To be done:
State how many lines of the entries hold the string "Skovgaard", and output nothing but that count.
◇ ◇ ◇ ◇ ◇ ◇ ◇
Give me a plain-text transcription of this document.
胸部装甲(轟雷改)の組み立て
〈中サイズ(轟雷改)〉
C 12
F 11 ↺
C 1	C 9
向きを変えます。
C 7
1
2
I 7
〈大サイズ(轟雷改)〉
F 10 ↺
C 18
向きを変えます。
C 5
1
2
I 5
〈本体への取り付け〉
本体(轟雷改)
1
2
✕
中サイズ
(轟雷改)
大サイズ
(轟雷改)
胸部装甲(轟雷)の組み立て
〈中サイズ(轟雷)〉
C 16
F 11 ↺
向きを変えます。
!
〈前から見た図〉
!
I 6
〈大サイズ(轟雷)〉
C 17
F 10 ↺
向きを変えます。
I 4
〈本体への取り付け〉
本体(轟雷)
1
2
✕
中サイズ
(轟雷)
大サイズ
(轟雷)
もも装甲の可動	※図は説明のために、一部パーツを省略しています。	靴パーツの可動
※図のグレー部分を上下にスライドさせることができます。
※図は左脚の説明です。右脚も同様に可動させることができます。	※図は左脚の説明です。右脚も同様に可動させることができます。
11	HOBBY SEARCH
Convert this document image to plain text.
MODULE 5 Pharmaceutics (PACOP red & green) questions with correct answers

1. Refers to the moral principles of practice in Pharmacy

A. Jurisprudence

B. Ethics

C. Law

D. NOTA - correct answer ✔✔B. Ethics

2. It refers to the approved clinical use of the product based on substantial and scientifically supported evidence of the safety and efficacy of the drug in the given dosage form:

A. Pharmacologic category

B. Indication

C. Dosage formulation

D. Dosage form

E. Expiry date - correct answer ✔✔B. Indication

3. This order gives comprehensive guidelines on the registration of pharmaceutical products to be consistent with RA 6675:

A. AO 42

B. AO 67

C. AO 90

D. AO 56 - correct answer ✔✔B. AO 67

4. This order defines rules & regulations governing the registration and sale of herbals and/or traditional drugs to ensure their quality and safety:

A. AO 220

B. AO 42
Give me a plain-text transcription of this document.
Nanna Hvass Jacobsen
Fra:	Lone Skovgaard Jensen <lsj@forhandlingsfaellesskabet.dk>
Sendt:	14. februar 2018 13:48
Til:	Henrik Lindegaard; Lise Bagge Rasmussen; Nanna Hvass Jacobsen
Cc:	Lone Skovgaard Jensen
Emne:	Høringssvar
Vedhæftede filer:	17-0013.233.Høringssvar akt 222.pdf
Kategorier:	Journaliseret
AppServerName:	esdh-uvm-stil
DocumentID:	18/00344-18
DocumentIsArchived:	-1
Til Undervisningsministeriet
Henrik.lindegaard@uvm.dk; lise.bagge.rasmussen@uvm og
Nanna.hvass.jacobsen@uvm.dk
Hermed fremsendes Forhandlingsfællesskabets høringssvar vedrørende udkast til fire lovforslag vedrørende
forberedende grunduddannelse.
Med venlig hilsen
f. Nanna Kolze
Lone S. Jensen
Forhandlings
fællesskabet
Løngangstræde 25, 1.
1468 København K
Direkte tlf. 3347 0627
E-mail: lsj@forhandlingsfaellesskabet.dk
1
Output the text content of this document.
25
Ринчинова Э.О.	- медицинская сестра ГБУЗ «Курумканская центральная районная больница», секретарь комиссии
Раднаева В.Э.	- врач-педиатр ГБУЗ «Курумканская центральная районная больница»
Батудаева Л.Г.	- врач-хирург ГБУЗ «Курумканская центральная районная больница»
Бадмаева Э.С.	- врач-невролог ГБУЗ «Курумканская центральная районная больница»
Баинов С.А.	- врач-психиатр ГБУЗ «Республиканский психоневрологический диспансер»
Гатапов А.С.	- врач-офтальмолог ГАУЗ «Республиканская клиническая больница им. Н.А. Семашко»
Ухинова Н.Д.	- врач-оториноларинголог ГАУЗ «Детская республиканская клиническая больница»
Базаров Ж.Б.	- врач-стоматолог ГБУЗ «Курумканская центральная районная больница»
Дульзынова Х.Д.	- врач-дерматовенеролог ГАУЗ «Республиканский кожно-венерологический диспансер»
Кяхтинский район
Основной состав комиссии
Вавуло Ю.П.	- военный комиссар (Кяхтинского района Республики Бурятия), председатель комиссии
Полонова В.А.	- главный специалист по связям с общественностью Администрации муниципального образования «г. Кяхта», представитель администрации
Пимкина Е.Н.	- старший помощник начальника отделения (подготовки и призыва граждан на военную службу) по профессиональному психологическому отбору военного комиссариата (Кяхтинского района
◇ ◇ ◇ ◇ ◇ ◇ ◇
Written answer:
2